[Collected data]
+ + + + + + +
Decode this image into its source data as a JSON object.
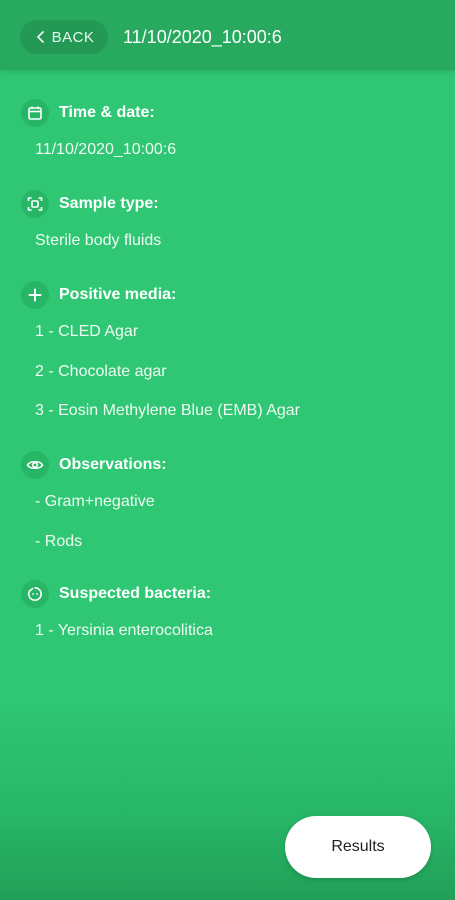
{
  "header": {
    "back_label": "BACK",
    "title": "11/10/2020_10:00:6"
  },
  "sections": {
    "time": {
      "icon": "calendar-icon",
      "title": "Time & date:",
      "lines": [
        "11/10/2020_10:00:6"
      ]
    },
    "sample": {
      "icon": "scan-frame-icon",
      "title": "Sample type:",
      "lines": [
        "Sterile body fluids"
      ]
    },
    "media": {
      "icon": "plus-icon",
      "title": "Positive media:",
      "lines": [
        "1 - CLED Agar",
        "2 - Chocolate agar",
        "3 - Eosin Methylene Blue (EMB) Agar"
      ]
    },
    "observations": {
      "icon": "eye-icon",
      "title": "Observations:",
      "lines": [
        "- Gram+negative",
        "- Rods"
      ]
    },
    "bacteria": {
      "icon": "bacteria-face-icon",
      "title": "Suspected bacteria:",
      "lines": [
        "1 - Yersinia enterocolitica"
      ]
    }
  },
  "footer": {
    "results_label": "Results"
  },
  "colors": {
    "background": "#2fc774",
    "header": "#27a95e",
    "button": "#ffffff"
  }
}
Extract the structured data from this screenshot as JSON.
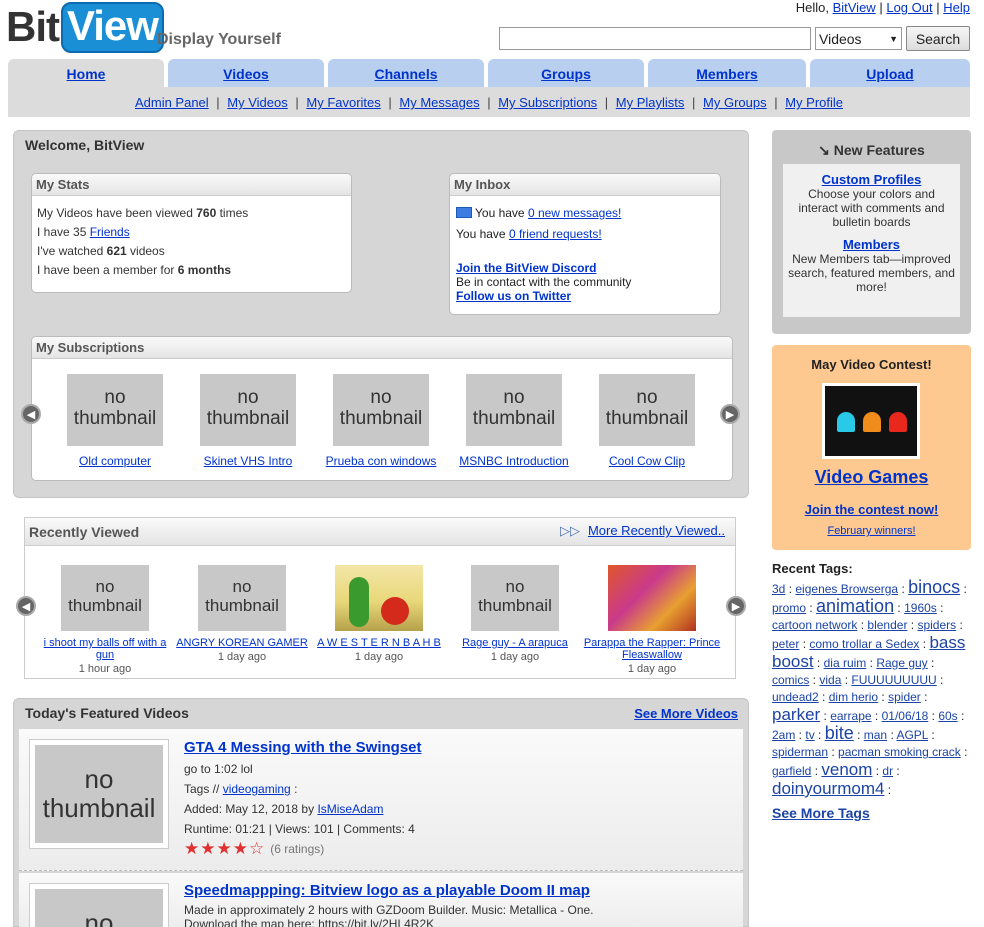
{
  "header": {
    "logo_left": "Bit",
    "logo_right": "View",
    "tagline": "Display Yourself",
    "greeting": "Hello,",
    "username": "BitView",
    "logout": "Log Out",
    "help": "Help",
    "sep": "|",
    "search_value": "",
    "search_type": "Videos",
    "search_button": "Search"
  },
  "tabs": [
    "Home",
    "Videos",
    "Channels",
    "Groups",
    "Members",
    "Upload"
  ],
  "subnav": [
    "Admin Panel",
    "My Videos",
    "My Favorites",
    "My Messages",
    "My Subscriptions",
    "My Playlists",
    "My Groups",
    "My Profile"
  ],
  "welcome": {
    "title": "Welcome, BitView",
    "stats_title": "My Stats",
    "views_pre": "My Videos have been viewed ",
    "views": "760",
    "views_post": " times",
    "friends_pre": "I have 35 ",
    "friends_link": "Friends",
    "watched_pre": "I've watched ",
    "watched": "621",
    "watched_post": " videos",
    "member_pre": "I have been a member for ",
    "member": "6 months",
    "inbox_title": "My Inbox",
    "msg_pre": "You have ",
    "msg_link": "0 new messages!",
    "req_pre": "You have ",
    "req_link": "0 friend requests!",
    "discord": "Join the BitView Discord",
    "community": "Be in contact with the community",
    "twitter": "Follow us on Twitter",
    "subs_title": "My Subscriptions",
    "no_thumb_1": "no",
    "no_thumb_2": "thumbnail",
    "subs": [
      "Old computer",
      "Skinet VHS Intro",
      "Prueba con windows",
      "MSNBC Introduction",
      "Cool Cow Clip"
    ]
  },
  "recent": {
    "title": "Recently Viewed",
    "more": "More Recently Viewed..",
    "items": [
      {
        "title": "i shoot my balls off with a gun",
        "ago": "1 hour ago"
      },
      {
        "title": "ANGRY KOREAN GAMER",
        "ago": "1 day ago"
      },
      {
        "title": "A W E S T E R N B A H B",
        "ago": "1 day ago"
      },
      {
        "title": "Rage guy - A arapuca",
        "ago": "1 day ago"
      },
      {
        "title": "Parappa the Rapper: Prince Fleaswallow",
        "ago": "1 day ago"
      }
    ]
  },
  "featured": {
    "title": "Today's Featured Videos",
    "more": "See More Videos",
    "videos": [
      {
        "title": "GTA 4 Messing with the Swingset",
        "desc": "go to 1:02 lol",
        "tags_pre": "Tags // ",
        "tag": "videogaming",
        "tag_post": " :",
        "added_pre": "Added: May 12, 2018 by ",
        "author": "IsMiseAdam",
        "runtime": "Runtime: 01:21 | Views: 101 | Comments: 4",
        "ratings": "(6 ratings)",
        "rating_value": 4.5
      },
      {
        "title": "Speedmappping: Bitview logo as a playable Doom II map",
        "desc": "Made in approximately 2 hours with GZDoom Builder. Music: Metallica - One.",
        "desc2": "Download the map here: https://bit.ly/2HL4R2K"
      }
    ]
  },
  "new_features": {
    "title": "New Features",
    "f1_title": "Custom Profiles",
    "f1_desc": "Choose your colors and interact with comments and bulletin boards",
    "f2_title": "Members",
    "f2_desc": "New Members tab—improved search, featured members, and more!"
  },
  "contest": {
    "title": "May Video Contest!",
    "theme": "Video Games",
    "join": "Join the contest now!",
    "winners": "February winners!"
  },
  "tags": {
    "title": "Recent Tags:",
    "more": "See More Tags",
    "list": [
      {
        "t": "3d",
        "s": 12
      },
      {
        "t": "eigenes Browserga",
        "s": 12
      },
      {
        "t": "binocs",
        "s": 17
      },
      {
        "t": "promo",
        "s": 12
      },
      {
        "t": "animation",
        "s": 17
      },
      {
        "t": "1960s",
        "s": 12
      },
      {
        "t": "cartoon network",
        "s": 12
      },
      {
        "t": "blender",
        "s": 12
      },
      {
        "t": "spiders",
        "s": 12
      },
      {
        "t": "peter",
        "s": 12
      },
      {
        "t": "como trollar a Sedex",
        "s": 12
      },
      {
        "t": "bass boost",
        "s": 16
      },
      {
        "t": "dia ruim",
        "s": 12
      },
      {
        "t": "Rage guy",
        "s": 12
      },
      {
        "t": "comics",
        "s": 12
      },
      {
        "t": "vida",
        "s": 12
      },
      {
        "t": "FUUUUUUUUU",
        "s": 12
      },
      {
        "t": "undead2",
        "s": 12
      },
      {
        "t": "dim herio",
        "s": 12
      },
      {
        "t": "spider",
        "s": 12
      },
      {
        "t": "parker",
        "s": 16
      },
      {
        "t": "earrape",
        "s": 12
      },
      {
        "t": "01/06/18",
        "s": 12
      },
      {
        "t": "60s",
        "s": 12
      },
      {
        "t": "2am",
        "s": 12
      },
      {
        "t": "tv",
        "s": 12
      },
      {
        "t": "bite",
        "s": 17
      },
      {
        "t": "man",
        "s": 12
      },
      {
        "t": "AGPL",
        "s": 12
      },
      {
        "t": "spiderman",
        "s": 12
      },
      {
        "t": "pacman smoking crack",
        "s": 12
      },
      {
        "t": "garfield",
        "s": 12
      },
      {
        "t": "venom",
        "s": 16
      },
      {
        "t": "dr",
        "s": 12
      },
      {
        "t": "doinyourmom4",
        "s": 16
      }
    ]
  },
  "colors": {
    "tab": "#b8cfef",
    "link": "#0033cc",
    "contest_bg": "#fdc990",
    "logo_blue": "#1a8fd6"
  }
}
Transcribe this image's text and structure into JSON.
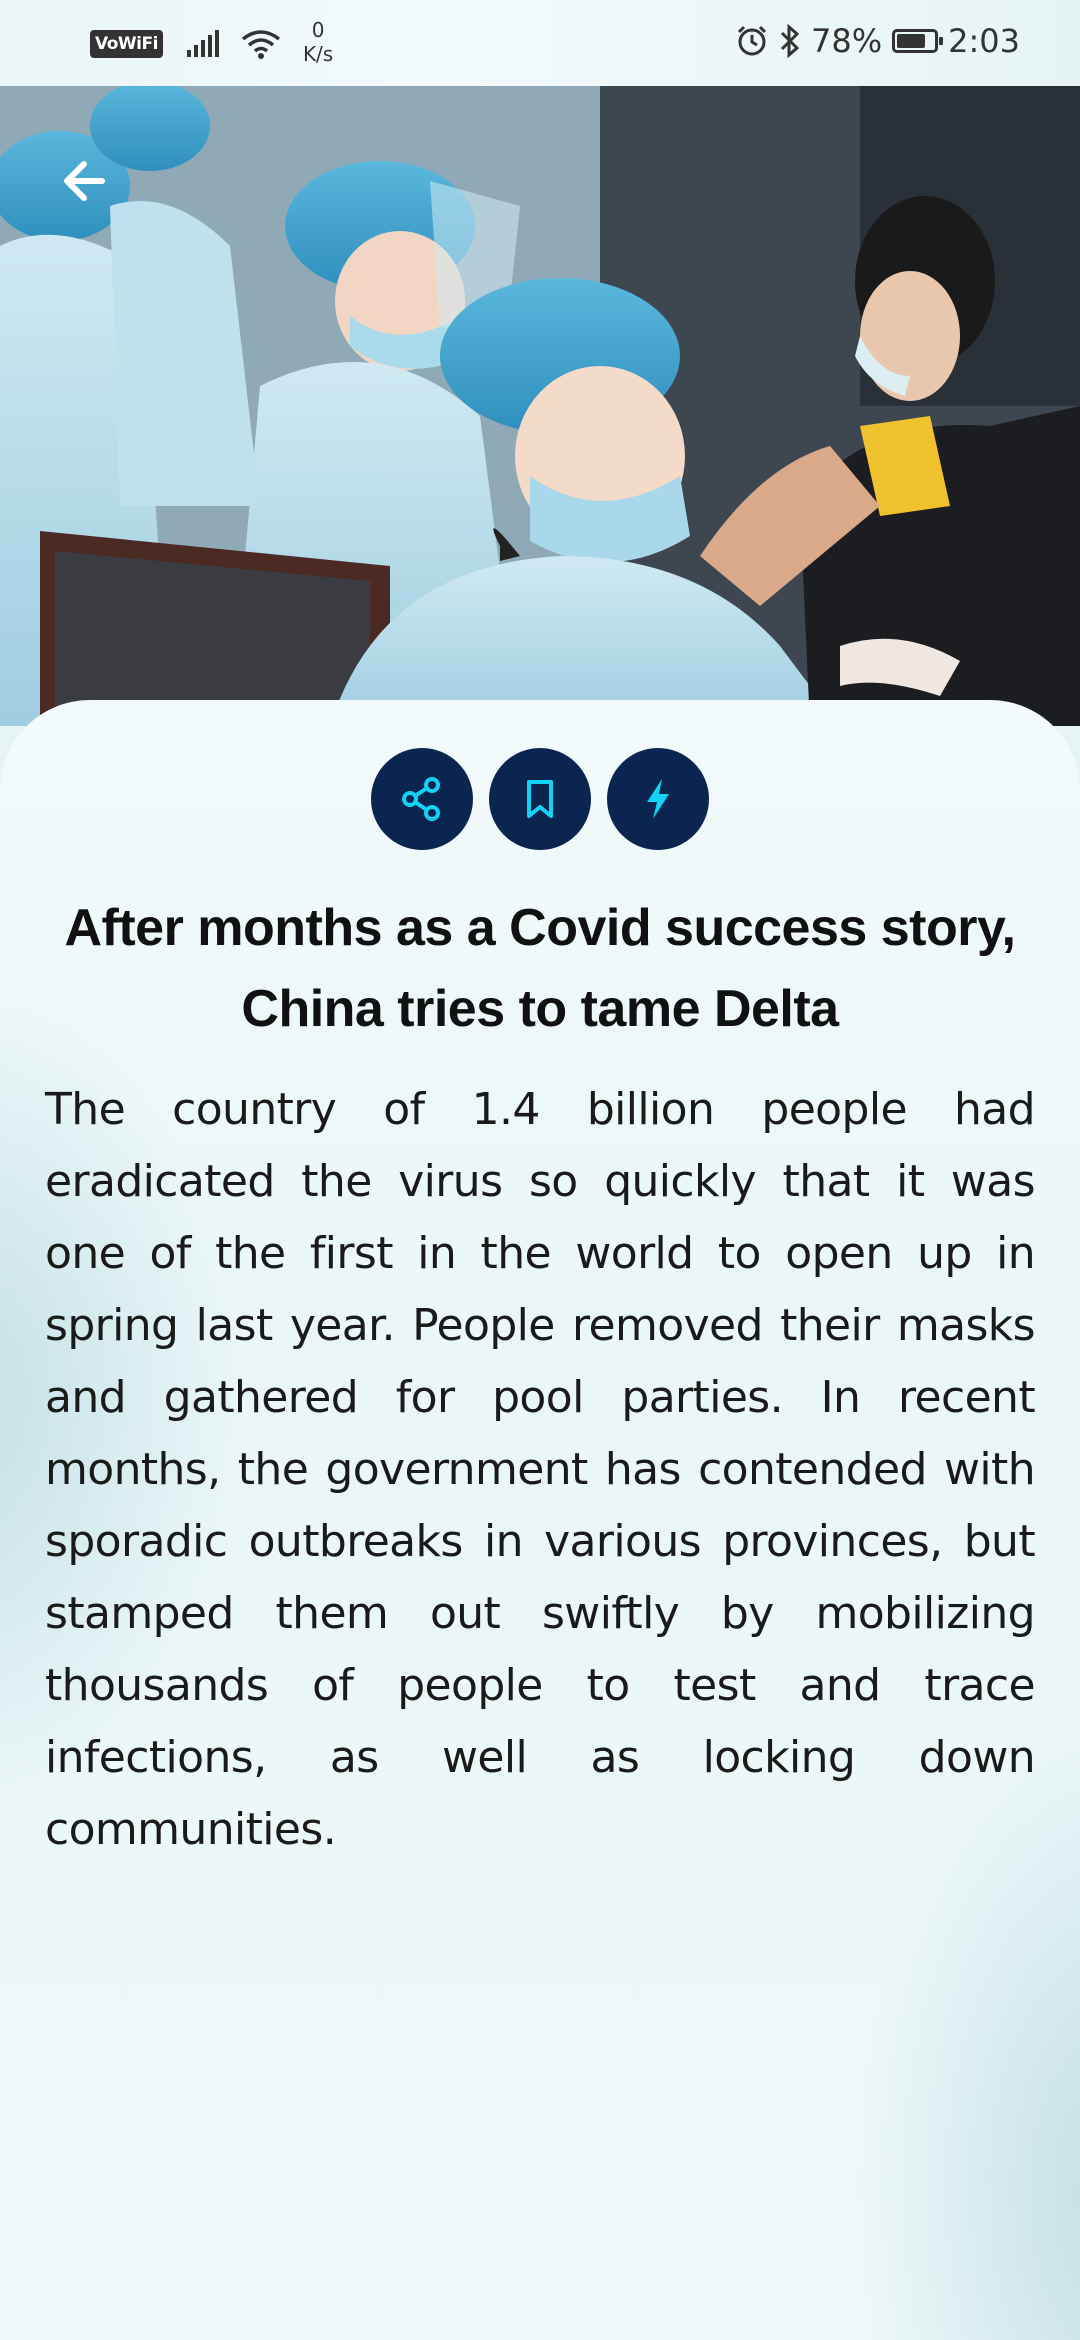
{
  "status_bar": {
    "vowifi": "VoWiFi",
    "speed_value": "0",
    "speed_unit": "K/s",
    "battery": "78%",
    "time": "2:03"
  },
  "hero": {
    "image": "photo-health-workers-in-blue-caps-masks-and-gowns-vaccinating-people"
  },
  "article": {
    "title": "After months as a Covid success story, China tries to tame Delta",
    "body": "The country of 1.4 billion people had eradicated the virus so quickly that it was one of the first in the world to open up in spring last year. People removed their masks and gathered for pool parties. In recent months, the government has contended with sporadic outbreaks in various provinces, but stamped them out swiftly by mobilizing thousands of people to test and trace infections, as well as locking down communities."
  },
  "actions": [
    {
      "name": "share",
      "icon": "share-icon"
    },
    {
      "name": "bookmark",
      "icon": "bookmark-icon"
    },
    {
      "name": "flash",
      "icon": "lightning-icon"
    }
  ],
  "colors": {
    "action_bg": "#0b2551",
    "action_icon": "#12d3f5"
  }
}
+ + + + + + +
TRY IT:
Could you tally the lines in the data that contain the string "masks" and answer with the number alone?

EXERCISE ANSWER:
2